Material supplied:
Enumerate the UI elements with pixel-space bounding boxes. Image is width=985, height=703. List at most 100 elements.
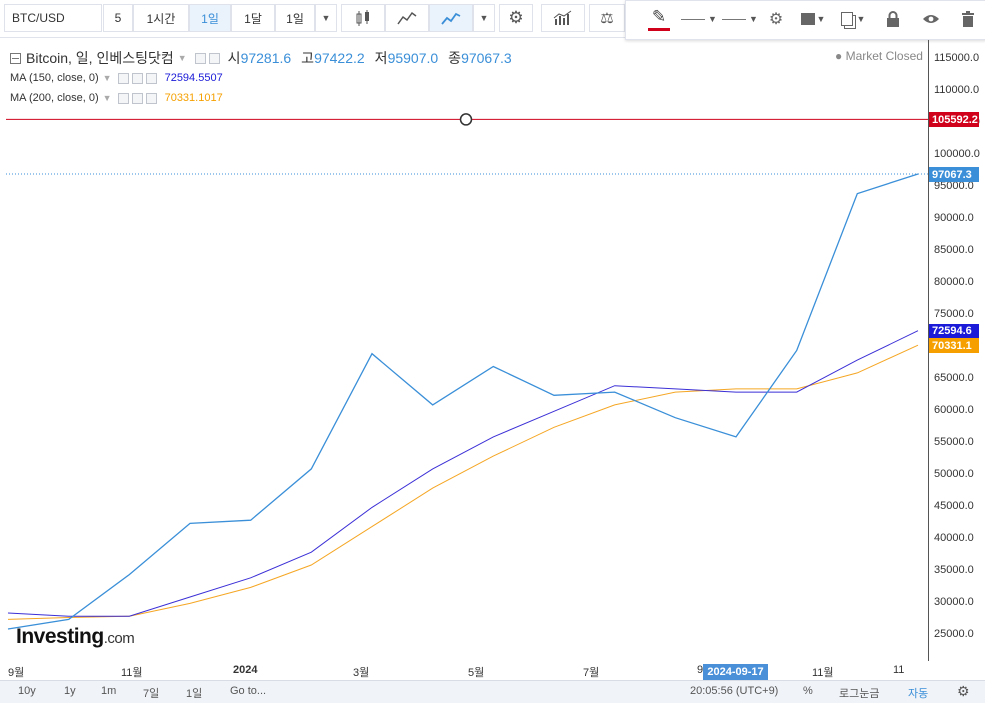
area-chart-button[interactable] <box>385 4 429 32</box>
ma150-series-line <box>8 331 918 617</box>
drawing-settings-button[interactable]: ⚙ <box>764 6 788 32</box>
y-tick-label: 50000.0 <box>934 468 974 480</box>
logo-main: Investing <box>16 625 104 648</box>
y-tick-label: 25000.0 <box>934 628 974 640</box>
collapse-icon[interactable] <box>10 53 21 64</box>
range-1d[interactable]: 1일 <box>186 685 202 701</box>
indicators-icon <box>553 10 573 26</box>
chevron-down-icon[interactable]: ▼ <box>103 73 112 83</box>
interval-dropdown[interactable]: ▼ <box>315 4 337 32</box>
fill-icon <box>801 13 815 25</box>
interval-5[interactable]: 5 <box>103 4 133 32</box>
scale-icon: ⚖ <box>600 9 613 27</box>
line-chart-icon <box>441 10 461 26</box>
interval-1m[interactable]: 1달 <box>231 4 275 32</box>
market-status: ● Market Closed <box>835 49 923 63</box>
chevron-down-icon: ▼ <box>749 14 758 24</box>
visibility-button[interactable] <box>918 6 944 32</box>
line-width-icon <box>722 19 746 20</box>
compare-button[interactable]: ⚖ <box>589 4 625 32</box>
y-tick-label: 75000.0 <box>934 308 974 320</box>
close-label: 종 <box>448 48 461 68</box>
clone-icon <box>841 12 853 26</box>
y-tick-label: 40000.0 <box>934 532 974 544</box>
line-style-button[interactable]: ▼ <box>681 6 717 32</box>
indicators-button[interactable] <box>541 4 585 32</box>
drawing-toolbar: ✎ ▼ ▼ ⚙ ▼ ▼ <box>625 0 985 40</box>
x-tick-label: 5월 <box>468 664 484 680</box>
chart-type-dropdown[interactable]: ▼ <box>473 4 495 32</box>
y-tick-label: 95000.0 <box>934 180 974 192</box>
chevron-down-icon: ▼ <box>708 14 717 24</box>
lock-icon <box>886 11 900 27</box>
line-width-button[interactable]: ▼ <box>722 6 758 32</box>
log-scale-toggle[interactable]: 로그눈금 <box>839 685 879 701</box>
gear-icon: ⚙ <box>769 9 783 29</box>
eye-icon <box>922 13 940 25</box>
interval-1d[interactable]: 1일 <box>189 4 231 32</box>
ma150-label: MA (150, close, 0) <box>10 72 99 84</box>
x-tick-label: 11월 <box>121 664 143 680</box>
y-tick-label: 90000.0 <box>934 212 974 224</box>
gear-icon[interactable] <box>132 93 143 104</box>
y-tick-label: 45000.0 <box>934 500 974 512</box>
logo-suffix: .com <box>104 630 135 647</box>
chevron-down-icon[interactable]: ▼ <box>103 93 112 103</box>
auto-scale-toggle[interactable]: 자동 <box>908 685 928 701</box>
range-1m[interactable]: 1m <box>101 685 116 697</box>
y-tick-label: 110000.0 <box>934 84 979 96</box>
high-label: 고 <box>301 48 314 68</box>
pencil-icon: ✎ <box>652 7 666 27</box>
close-icon[interactable] <box>146 73 157 84</box>
range-10y[interactable]: 10y <box>18 685 36 697</box>
visibility-icon[interactable] <box>195 53 206 64</box>
settings-button[interactable]: ⚙ <box>499 4 533 32</box>
pen-button[interactable]: ✎ <box>644 6 674 32</box>
candles-button[interactable] <box>341 4 385 32</box>
low-label: 저 <box>375 48 388 68</box>
last-price-tag: 97067.3 <box>929 167 979 182</box>
close-icon[interactable] <box>146 93 157 104</box>
gear-icon[interactable]: ⚙ <box>957 683 970 700</box>
interval-custom[interactable]: 1일 <box>275 4 315 32</box>
hline-handle <box>461 114 472 125</box>
line-style-icon <box>681 19 705 20</box>
investing-logo: Investing.com <box>16 625 134 649</box>
clone-button[interactable]: ▼ <box>838 6 868 32</box>
range-1y[interactable]: 1y <box>64 685 76 697</box>
percent-toggle[interactable]: % <box>803 685 813 697</box>
symbol-input[interactable]: BTC/USD <box>4 4 102 32</box>
ma200-value: 70331.1017 <box>165 92 223 104</box>
lock-button[interactable] <box>882 6 904 32</box>
y-tick-label: 65000.0 <box>934 372 974 384</box>
series-name: Bitcoin, 일, 인베스팅닷컴 <box>26 48 174 68</box>
price-chart[interactable] <box>6 40 928 661</box>
gear-icon[interactable] <box>132 73 143 84</box>
x-tick-label: 2024 <box>233 664 257 676</box>
ma200-label: MA (200, close, 0) <box>10 92 99 104</box>
x-tick-label: 3월 <box>353 664 369 680</box>
y-tick-label: 85000.0 <box>934 244 974 256</box>
gear-icon[interactable] <box>209 53 220 64</box>
high-value: 97422.2 <box>314 50 365 66</box>
line-chart-button[interactable] <box>429 4 473 32</box>
hline-price-tag: 105592.2 <box>929 112 979 127</box>
goto-button[interactable]: Go to... <box>230 685 266 697</box>
y-tick-label: 60000.0 <box>934 404 974 416</box>
delete-button[interactable] <box>956 6 980 32</box>
range-7d[interactable]: 7일 <box>143 685 159 701</box>
ma150-legend: MA (150, close, 0) ▼ 72594.5507 <box>10 68 512 88</box>
interval-1h[interactable]: 1시간 <box>133 4 189 32</box>
y-tick-label: 115000.0 <box>934 52 979 64</box>
visibility-icon[interactable] <box>118 93 129 104</box>
price-series-line <box>8 174 918 629</box>
low-value: 95907.0 <box>388 50 439 66</box>
fill-button[interactable]: ▼ <box>798 6 828 32</box>
chevron-down-icon[interactable]: ▼ <box>178 53 187 63</box>
ma200-legend: MA (200, close, 0) ▼ 70331.1017 <box>10 88 512 108</box>
y-tick-label: 55000.0 <box>934 436 974 448</box>
visibility-icon[interactable] <box>118 73 129 84</box>
area-chart-icon <box>397 10 417 26</box>
color-swatch <box>648 28 670 31</box>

What is needed:
Please render all of the records above as a JSON list of strings with one string per line, omitting blank lines and leaving out the pictures.

Finished task:
[
  "Enumerate the UI elements with pixel-space bounding boxes. Image is width=985, height=703. List at most 100 elements.",
  "area-chart-button[interactable] <box>385 4 429 32</box>",
  "ma150-series-line <box>8 331 918 617</box>",
  "drawing-settings-button[interactable]: ⚙ <box>764 6 788 32</box>",
  "y-tick-label: 50000.0 <box>934 468 974 480</box>",
  "logo-main: Investing <box>16 625 104 648</box>",
  "y-tick-label: 25000.0 <box>934 628 974 640</box>",
  "collapse-icon[interactable] <box>10 53 21 64</box>",
  "range-1d[interactable]: 1일 <box>186 685 202 701</box>",
  "indicators-icon <box>553 10 573 26</box>",
  "chevron-down-icon[interactable]: ▼ <box>103 73 112 83</box>",
  "interval-dropdown[interactable]: ▼ <box>315 4 337 32</box>",
  "fill-icon <box>801 13 815 25</box>",
  "interval-5[interactable]: 5 <box>103 4 133 32</box>",
  "scale-icon: ⚖ <box>600 9 613 27</box>",
  "line-chart-icon <box>441 10 461 26</box>",
  "interval-1m[interactable]: 1달 <box>231 4 275 32</box>",
  "market-status: ● Market Closed <box>835 49 923 63</box>",
  "chevron-down-icon: ▼ <box>749 14 758 24</box>",
  "visibility-button[interactable] <box>918 6 944 32</box>",
  "line-width-icon <box>722 19 746 20</box>",
  "compare-button[interactable]: ⚖ <box>589 4 625 32</box>",
  "y-tick-label: 75000.0 <box>934 308 974 320</box>",
  "close-label: 종 <box>448 48 461 68</box>",
  "clone-icon <box>841 12 853 26</box>",
  "y-tick-label: 40000.0 <box>934 532 974 544</box>",
  "line-style-button[interactable]: ▼ <box>681 6 717 32</box>",
  "indicators-button[interactable] <box>541 4 585 32</box>",
  "drawing-toolbar: ✎ ▼ ▼ ⚙ ▼ ▼ <box>625 0 985 40</box>",
  "x-tick-label: 5월 <box>468 664 484 680</box>",
  "chart-type-dropdown[interactable]: ▼ <box>473 4 495 32</box>",
  "y-tick-label: 95000.0 <box>934 180 974 192</box>",
  "chevron-down-icon: ▼ <box>708 14 717 24</box>",
  "lock-icon <box>886 11 900 27</box>",
  "line-width-button[interactable]: ▼ <box>722 6 758 32</box>",
  "log-scale-toggle[interactable]: 로그눈금 <box>839 685 879 701</box>",
  "gear-icon: ⚙ <box>769 9 783 29</box>",
  "eye-icon <box>922 13 940 25</box>",
  "interval-1d[interactable]: 1일 <box>189 4 231 32</box>",
  "ma150-label: MA (150, close, 0) <box>10 72 99 84</box>",
  "x-tick-label: 11월 <box>121 664 143 680</box>",
  "y-tick-label: 90000.0 <box>934 212 974 224</box>",
  "gear-icon[interactable] <box>132 93 143 104</box>",
  "y-tick-label: 45000.0 <box>934 500 974 512</box>",
  "logo-suffix: .com <box>104 630 135 647</box>",
  "chevron-down-icon[interactable]: ▼ <box>103 93 112 103</box>",
  "auto-scale-toggle[interactable]: 자동 <box>908 685 928 701</box>",
  "range-1m[interactable]: 1m <box>101 685 116 697</box>",
  "y-tick-label: 110000.0 <box>934 84 979 96</box>",
  "high-label: 고 <box>301 48 314 68</box>",
  "pencil-icon: ✎ <box>652 7 666 27</box>",
  "close-icon[interactable] <box>146 73 157 84</box>",
  "range-10y[interactable]: 10y <box>18 685 36 697</box>",
  "visibility-icon[interactable] <box>195 53 206 64</box>",
  "settings-button[interactable]: ⚙ <box>499 4 533 32</box>",
  "pen-button[interactable]: ✎ <box>644 6 674 32</box>",
  "candles-button[interactable] <box>341 4 385 32</box>",
  "low-label: 저 <box>375 48 388 68</box>",
  "last-price-tag: 97067.3 <box>929 167 979 182</box>",
  "close-icon[interactable] <box>146 93 157 104</box>",
  "gear-icon[interactable]: ⚙ <box>957 683 970 700</box>",
  "interval-custom[interactable]: 1일 <box>275 4 315 32</box>",
  "hline-handle <box>461 114 472 125</box>",
  "line-style-icon <box>681 19 705 20</box>",
  "investing-logo: Investing.com <box>16 625 134 649</box>",
  "clone-button[interactable]: ▼ <box>838 6 868 32</box>",
  "range-1y[interactable]: 1y <box>64 685 76 697</box>",
  "percent-toggle[interactable]: % <box>803 685 813 697</box>",
  "symbol-input[interactable]: BTC/USD <box>4 4 102 32</box>",
  "ma200-value: 70331.1017 <box>165 92 223 104</box>",
  "lock-button[interactable] <box>882 6 904 32</box>",
  "y-tick-label: 65000.0 <box>934 372 974 384</box>",
  "series-name: Bitcoin, 일, 인베스팅닷컴 <box>26 48 174 68</box>",
  "price-chart[interactable] <box>6 40 928 661</box>",
  "gear-icon[interactable] <box>132 73 143 84</box>",
  "x-tick-label: 2024 <box>233 664 257 676</box>",
  "ma200-label: MA (200, close, 0) <box>10 92 99 104</box>",
  "x-tick-label: 3월 <box>353 664 369 680</box>",
  "y-tick-label: 85000.0 <box>934 244 974 256</box>",
  "gear-icon[interactable] <box>209 53 220 64</box>",
  "high-value: 97422.2 <box>314 50 365 66</box>",
  "line-chart-button[interactable] <box>429 4 473 32</box>",
  "hline-price-tag: 105592.2 <box>929 112 979 127</box>",
  "goto-button[interactable]: Go to... <box>230 685 266 697</box>",
  "y-tick-label: 60000.0 <box>934 404 974 416</box>",
  "delete-button[interactable] <box>956 6 980 32</box>",
  "range-7d[interactable]: 7일 <box>143 685 159 701</box>",
  "ma150-legend: MA (150, close, 0) ▼ 72594.5507 <box>10 68 512 88</box>",
  "interval-1h[interactable]: 1시간 <box>133 4 189 32</box>",
  "y-tick-label: 115000.0 <box>934 52 979 64</box>",
  "visibility-icon[interactable] <box>118 93 129 104</box>",
  "price-series-line <box>8 174 918 629</box>",
  "low-value: 95907.0 <box>388 50 439 66</box>",
  "fill-button[interactable]: ▼ <box>798 6 828 32</box>",
  "chevron-down-icon[interactable]: ▼ <box>178 53 187 63</box>",
  "ma200-legend: MA (200, close, 0) ▼ 70331.1017 <box>10 88 512 108</box>",
  "y-tick-label: 55000.0 <box>934 436 974 448</box>",
  "visibility-icon[interactable] <box>118 73 129 84</box>",
  "area-chart-icon <box>397 10 417 26</box>",
  "color-swatch <box>648 28 670 31</box>"
]